▶ What to do
In the records that follow, locate every line with "structured" and extract it.

(Data entries for graphics)
────────
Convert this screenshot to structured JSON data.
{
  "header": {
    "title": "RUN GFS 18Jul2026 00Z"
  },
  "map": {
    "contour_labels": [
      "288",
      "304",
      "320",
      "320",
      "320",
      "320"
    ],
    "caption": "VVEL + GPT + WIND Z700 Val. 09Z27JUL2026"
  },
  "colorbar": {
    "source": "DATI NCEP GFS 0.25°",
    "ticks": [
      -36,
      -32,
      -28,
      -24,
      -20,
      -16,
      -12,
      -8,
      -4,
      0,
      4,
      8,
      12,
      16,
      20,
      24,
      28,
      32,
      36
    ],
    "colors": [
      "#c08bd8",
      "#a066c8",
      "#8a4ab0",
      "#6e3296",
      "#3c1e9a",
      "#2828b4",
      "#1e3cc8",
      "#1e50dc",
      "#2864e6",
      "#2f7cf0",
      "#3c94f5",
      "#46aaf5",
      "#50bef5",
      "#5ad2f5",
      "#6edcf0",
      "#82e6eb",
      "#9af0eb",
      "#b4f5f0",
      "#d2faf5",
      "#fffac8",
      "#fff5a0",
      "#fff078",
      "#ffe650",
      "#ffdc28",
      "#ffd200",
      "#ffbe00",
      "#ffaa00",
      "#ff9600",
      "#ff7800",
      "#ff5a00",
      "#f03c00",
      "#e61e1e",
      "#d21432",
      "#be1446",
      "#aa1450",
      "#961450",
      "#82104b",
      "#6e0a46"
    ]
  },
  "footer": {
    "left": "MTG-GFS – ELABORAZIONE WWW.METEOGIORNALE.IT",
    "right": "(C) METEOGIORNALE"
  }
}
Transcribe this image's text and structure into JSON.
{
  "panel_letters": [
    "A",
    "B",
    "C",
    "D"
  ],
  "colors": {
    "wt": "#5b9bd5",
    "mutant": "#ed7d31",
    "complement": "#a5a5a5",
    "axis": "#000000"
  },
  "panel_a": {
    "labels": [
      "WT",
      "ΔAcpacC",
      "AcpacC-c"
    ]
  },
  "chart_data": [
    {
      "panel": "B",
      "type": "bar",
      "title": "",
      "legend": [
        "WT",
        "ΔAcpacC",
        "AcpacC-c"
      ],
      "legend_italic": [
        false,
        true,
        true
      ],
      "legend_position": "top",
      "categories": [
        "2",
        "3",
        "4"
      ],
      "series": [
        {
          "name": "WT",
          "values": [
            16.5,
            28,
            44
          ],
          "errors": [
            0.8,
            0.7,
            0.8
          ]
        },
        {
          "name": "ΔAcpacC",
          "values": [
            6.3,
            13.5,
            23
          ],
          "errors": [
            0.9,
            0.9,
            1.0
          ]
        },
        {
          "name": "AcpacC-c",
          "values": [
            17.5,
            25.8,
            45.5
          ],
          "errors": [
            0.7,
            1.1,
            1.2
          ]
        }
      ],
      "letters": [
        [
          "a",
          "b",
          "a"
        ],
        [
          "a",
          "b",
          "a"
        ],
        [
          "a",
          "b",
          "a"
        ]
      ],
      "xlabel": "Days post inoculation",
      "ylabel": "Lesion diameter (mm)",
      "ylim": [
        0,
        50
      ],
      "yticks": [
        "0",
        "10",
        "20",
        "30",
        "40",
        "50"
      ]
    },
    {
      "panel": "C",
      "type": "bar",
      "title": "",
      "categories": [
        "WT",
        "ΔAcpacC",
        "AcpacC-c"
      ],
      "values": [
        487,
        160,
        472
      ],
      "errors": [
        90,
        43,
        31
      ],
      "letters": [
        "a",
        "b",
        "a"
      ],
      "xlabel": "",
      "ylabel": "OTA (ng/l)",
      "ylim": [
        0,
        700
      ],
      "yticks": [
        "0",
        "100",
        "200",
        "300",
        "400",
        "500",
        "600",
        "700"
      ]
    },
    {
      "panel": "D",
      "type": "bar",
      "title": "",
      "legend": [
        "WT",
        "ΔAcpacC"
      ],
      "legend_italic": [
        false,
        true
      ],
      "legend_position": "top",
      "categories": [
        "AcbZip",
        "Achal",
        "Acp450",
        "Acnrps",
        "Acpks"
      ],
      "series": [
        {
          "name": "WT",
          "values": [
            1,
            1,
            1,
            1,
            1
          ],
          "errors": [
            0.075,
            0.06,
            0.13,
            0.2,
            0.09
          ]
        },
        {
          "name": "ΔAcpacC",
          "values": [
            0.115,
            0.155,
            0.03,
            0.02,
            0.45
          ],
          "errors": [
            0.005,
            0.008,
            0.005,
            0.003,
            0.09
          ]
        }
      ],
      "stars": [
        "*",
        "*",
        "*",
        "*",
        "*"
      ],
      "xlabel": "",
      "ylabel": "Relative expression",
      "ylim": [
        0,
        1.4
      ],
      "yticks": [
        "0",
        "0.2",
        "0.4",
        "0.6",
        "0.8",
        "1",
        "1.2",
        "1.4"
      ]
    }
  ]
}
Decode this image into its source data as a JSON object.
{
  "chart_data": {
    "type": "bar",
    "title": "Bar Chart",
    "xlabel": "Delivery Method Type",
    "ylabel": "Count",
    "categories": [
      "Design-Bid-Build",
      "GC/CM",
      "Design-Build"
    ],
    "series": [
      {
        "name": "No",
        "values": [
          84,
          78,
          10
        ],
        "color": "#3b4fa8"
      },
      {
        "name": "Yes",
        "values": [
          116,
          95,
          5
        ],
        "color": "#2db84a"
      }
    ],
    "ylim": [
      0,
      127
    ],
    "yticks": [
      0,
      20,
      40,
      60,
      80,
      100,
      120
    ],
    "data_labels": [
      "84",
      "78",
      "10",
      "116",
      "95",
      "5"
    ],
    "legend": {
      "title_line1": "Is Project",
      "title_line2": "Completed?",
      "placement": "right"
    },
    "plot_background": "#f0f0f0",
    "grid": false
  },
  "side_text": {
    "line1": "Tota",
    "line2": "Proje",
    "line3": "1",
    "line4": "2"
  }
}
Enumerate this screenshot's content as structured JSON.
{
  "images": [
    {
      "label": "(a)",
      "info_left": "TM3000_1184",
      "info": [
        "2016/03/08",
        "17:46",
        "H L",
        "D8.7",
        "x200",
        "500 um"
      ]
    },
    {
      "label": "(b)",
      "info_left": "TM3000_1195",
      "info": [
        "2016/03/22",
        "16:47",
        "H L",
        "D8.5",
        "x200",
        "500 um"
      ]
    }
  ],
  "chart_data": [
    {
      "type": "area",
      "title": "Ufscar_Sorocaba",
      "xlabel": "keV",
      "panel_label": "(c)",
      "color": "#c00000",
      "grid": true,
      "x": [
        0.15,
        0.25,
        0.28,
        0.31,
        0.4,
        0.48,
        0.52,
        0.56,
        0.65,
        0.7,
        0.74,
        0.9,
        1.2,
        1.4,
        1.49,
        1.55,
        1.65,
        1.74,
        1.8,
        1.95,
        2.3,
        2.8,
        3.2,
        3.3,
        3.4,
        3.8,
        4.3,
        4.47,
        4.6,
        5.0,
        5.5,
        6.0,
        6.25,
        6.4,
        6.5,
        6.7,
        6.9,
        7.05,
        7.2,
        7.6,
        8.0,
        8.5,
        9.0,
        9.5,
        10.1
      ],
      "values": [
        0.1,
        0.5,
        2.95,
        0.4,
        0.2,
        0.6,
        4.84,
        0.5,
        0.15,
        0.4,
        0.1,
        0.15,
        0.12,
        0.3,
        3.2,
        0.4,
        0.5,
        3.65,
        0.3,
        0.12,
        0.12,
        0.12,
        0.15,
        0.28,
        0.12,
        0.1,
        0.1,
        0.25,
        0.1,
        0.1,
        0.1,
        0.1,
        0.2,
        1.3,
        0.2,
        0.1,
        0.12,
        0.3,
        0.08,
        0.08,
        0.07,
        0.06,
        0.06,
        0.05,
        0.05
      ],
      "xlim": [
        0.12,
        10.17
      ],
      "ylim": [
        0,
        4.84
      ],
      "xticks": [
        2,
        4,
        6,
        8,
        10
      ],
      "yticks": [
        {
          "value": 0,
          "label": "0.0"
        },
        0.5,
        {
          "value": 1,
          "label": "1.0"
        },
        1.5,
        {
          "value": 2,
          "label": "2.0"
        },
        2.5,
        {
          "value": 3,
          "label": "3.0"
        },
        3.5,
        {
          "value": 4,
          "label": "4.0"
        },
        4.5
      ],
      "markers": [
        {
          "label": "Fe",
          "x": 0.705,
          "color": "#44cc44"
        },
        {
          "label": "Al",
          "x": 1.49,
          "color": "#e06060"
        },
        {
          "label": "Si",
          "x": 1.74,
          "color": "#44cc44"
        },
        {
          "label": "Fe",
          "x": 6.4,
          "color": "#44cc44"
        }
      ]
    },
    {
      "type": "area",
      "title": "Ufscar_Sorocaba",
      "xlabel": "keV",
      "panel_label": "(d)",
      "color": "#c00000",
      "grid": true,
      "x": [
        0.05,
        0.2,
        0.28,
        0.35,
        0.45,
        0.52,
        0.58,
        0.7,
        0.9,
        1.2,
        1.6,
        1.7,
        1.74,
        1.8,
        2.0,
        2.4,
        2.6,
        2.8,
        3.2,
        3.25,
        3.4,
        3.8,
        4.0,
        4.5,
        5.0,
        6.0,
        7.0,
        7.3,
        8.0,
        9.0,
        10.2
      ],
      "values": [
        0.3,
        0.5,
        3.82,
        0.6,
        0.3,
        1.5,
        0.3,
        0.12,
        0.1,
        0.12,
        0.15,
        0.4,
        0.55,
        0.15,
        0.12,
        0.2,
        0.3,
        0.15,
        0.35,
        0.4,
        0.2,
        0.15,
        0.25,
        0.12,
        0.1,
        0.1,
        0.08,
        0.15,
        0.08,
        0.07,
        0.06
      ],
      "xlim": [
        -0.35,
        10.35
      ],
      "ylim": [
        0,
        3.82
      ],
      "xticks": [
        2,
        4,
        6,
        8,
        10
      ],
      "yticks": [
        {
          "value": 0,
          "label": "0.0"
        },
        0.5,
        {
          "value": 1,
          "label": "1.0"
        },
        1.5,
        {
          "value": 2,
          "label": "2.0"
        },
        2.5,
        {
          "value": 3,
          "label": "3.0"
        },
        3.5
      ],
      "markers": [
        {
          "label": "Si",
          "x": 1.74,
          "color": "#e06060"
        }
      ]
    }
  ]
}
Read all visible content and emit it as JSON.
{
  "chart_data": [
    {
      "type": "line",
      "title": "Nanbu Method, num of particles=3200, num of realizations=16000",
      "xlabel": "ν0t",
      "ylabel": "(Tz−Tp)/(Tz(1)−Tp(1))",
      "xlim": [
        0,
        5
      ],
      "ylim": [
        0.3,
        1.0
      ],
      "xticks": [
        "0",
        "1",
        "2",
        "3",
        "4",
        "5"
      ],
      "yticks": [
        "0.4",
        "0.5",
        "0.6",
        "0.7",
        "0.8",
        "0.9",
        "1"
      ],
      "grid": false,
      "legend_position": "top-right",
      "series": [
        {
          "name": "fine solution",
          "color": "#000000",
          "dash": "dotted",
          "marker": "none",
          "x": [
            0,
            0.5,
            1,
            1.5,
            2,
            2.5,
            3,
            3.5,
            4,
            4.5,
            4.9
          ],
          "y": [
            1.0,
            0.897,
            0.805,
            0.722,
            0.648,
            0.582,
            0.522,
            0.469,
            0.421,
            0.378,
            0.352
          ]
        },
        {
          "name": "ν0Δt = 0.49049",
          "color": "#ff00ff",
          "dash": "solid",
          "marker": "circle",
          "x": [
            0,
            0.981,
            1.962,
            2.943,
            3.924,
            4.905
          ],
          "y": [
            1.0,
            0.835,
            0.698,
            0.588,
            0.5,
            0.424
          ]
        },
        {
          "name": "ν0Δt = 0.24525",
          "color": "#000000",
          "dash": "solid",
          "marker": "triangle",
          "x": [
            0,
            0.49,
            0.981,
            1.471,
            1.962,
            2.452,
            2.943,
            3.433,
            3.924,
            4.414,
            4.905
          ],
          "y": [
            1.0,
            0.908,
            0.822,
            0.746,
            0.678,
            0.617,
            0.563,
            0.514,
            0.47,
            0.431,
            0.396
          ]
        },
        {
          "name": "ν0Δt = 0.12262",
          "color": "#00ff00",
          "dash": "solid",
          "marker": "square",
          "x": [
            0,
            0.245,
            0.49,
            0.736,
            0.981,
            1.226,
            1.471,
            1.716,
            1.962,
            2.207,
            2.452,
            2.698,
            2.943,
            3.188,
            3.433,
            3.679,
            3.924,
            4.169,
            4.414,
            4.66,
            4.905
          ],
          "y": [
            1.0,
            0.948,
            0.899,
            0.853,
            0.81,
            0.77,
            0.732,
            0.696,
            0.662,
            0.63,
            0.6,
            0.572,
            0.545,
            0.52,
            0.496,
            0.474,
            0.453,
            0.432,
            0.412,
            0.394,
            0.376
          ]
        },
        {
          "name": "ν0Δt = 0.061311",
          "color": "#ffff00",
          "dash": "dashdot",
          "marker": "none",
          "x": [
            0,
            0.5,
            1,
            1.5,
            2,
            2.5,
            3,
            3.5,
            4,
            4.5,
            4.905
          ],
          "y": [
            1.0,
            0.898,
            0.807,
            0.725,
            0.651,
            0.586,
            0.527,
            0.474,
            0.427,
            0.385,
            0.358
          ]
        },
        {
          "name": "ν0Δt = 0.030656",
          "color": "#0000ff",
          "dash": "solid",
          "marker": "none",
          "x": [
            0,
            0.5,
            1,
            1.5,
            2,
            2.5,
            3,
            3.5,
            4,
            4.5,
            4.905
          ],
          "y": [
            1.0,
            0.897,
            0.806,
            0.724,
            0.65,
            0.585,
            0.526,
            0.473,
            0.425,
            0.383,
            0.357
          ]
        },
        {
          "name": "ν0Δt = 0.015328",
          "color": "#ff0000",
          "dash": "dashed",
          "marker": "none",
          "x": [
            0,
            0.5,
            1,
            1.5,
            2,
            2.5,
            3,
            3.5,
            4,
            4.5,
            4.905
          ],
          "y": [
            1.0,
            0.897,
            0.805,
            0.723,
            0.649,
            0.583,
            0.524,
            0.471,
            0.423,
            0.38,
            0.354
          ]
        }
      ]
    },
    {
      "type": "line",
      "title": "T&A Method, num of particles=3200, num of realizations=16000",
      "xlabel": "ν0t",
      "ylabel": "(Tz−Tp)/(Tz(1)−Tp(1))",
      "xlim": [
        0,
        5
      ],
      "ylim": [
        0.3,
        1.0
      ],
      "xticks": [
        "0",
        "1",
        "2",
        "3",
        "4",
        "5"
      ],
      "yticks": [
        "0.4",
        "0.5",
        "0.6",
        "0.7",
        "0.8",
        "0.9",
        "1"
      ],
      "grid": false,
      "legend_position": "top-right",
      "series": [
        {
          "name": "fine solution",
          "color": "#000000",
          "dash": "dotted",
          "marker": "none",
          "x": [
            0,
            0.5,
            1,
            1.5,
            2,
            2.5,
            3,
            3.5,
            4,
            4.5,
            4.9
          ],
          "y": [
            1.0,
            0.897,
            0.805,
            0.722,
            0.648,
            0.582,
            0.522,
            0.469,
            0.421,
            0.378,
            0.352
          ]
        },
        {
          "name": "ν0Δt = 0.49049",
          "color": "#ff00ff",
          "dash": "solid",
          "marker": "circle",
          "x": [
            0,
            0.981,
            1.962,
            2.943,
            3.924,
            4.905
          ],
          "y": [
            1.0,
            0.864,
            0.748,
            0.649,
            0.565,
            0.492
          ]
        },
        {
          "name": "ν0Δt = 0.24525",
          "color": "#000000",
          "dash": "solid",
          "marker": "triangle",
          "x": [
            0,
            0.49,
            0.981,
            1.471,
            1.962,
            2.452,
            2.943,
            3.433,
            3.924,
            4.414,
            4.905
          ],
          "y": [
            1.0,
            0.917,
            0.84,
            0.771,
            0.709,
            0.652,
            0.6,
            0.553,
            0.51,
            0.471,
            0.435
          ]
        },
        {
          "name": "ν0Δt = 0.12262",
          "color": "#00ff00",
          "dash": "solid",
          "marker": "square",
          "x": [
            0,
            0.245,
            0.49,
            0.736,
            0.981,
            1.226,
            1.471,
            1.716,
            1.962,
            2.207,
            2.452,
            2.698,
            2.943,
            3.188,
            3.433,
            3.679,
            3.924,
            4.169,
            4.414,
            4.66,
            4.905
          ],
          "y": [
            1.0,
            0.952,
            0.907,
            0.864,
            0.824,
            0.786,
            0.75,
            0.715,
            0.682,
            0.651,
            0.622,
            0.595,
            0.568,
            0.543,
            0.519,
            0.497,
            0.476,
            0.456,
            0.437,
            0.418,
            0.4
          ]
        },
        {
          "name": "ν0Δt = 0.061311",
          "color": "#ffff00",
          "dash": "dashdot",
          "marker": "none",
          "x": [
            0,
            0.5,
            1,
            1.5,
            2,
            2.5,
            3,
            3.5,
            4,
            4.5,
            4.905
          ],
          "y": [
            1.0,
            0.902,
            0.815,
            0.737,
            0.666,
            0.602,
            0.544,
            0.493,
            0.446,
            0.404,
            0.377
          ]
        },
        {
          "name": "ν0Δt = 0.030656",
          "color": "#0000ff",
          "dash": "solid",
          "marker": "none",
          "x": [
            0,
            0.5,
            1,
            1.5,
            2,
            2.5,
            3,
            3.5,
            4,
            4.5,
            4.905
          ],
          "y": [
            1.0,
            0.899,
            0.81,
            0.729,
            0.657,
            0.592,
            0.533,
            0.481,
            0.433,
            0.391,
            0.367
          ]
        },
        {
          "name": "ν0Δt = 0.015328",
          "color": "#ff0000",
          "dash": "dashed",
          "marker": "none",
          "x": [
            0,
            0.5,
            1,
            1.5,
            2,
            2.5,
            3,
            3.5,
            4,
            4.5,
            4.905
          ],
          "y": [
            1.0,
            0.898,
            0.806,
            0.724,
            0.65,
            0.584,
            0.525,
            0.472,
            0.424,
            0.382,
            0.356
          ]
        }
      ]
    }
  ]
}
────────
▶ Output below
Convert this screenshot to structured JSON data.
Enumerate this screenshot's content as structured JSON.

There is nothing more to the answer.